## Exercise material

start

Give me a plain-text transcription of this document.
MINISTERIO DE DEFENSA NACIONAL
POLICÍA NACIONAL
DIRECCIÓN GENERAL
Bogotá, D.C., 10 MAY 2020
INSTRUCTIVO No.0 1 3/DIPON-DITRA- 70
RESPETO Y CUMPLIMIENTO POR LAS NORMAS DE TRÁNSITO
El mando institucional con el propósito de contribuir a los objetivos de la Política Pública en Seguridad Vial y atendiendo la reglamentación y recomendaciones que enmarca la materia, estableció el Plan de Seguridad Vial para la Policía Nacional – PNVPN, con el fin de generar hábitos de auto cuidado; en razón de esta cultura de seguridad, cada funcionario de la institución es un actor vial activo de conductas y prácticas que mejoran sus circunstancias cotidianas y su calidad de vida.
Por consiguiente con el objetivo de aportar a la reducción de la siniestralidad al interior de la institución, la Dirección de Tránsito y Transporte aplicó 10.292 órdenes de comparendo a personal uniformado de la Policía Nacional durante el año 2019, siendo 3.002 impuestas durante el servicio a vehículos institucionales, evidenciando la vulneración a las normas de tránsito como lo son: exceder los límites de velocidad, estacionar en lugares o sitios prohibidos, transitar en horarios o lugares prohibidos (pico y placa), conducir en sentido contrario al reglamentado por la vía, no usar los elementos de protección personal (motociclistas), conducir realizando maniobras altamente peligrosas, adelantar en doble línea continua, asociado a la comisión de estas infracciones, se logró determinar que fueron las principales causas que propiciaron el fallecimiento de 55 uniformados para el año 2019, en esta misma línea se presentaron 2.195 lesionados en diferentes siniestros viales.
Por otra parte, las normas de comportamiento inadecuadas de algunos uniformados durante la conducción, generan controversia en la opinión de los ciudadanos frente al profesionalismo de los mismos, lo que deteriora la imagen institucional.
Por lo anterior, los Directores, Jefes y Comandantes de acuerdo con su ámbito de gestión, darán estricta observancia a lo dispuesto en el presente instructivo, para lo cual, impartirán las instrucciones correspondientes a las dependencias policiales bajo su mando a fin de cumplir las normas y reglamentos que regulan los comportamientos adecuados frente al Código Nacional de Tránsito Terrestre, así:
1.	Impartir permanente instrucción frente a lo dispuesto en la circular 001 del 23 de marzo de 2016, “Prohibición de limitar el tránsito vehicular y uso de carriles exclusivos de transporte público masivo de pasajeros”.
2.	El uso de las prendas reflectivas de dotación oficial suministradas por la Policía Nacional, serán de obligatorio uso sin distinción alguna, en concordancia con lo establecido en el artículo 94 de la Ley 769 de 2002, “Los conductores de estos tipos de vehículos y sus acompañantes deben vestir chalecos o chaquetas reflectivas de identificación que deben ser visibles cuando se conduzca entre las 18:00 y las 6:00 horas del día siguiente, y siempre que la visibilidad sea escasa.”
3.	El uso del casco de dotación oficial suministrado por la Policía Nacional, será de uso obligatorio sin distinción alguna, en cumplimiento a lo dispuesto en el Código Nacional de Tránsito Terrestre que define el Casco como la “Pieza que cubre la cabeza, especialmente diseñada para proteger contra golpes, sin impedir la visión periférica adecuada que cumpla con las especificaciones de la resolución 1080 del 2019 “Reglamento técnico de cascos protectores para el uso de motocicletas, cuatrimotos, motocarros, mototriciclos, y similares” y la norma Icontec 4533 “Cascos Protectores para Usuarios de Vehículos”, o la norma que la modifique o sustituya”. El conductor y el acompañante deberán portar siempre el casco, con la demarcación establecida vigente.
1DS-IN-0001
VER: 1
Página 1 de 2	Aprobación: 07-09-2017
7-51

end

## Given instruction
Review the material and copy each line in which the word "frente" appears.

## Full solution
Por otra parte, las normas de comportamiento inadecuadas de algunos uniformados durante la conducción, generan controversia en la opinión de los ciudadanos frente al profesionalismo de los mismos, lo que deteriora la imagen institucional.
Por lo anterior, los Directores, Jefes y Comandantes de acuerdo con su ámbito de gestión, darán estricta observancia a lo dispuesto en el presente instructivo, para lo cual, impartirán las instrucciones correspondientes a las dependencias policiales bajo su mando a fin de cumplir las normas y reglamentos que regulan los comportamientos adecuados frente al Código Nacional de Tránsito Terrestre, así:
1.	Impartir permanente instrucción frente a lo dispuesto en la circular 001 del 23 de marzo de 2016, “Prohibición de limitar el tránsito vehicular y uso de carriles exclusivos de transporte público masivo de pasajeros”.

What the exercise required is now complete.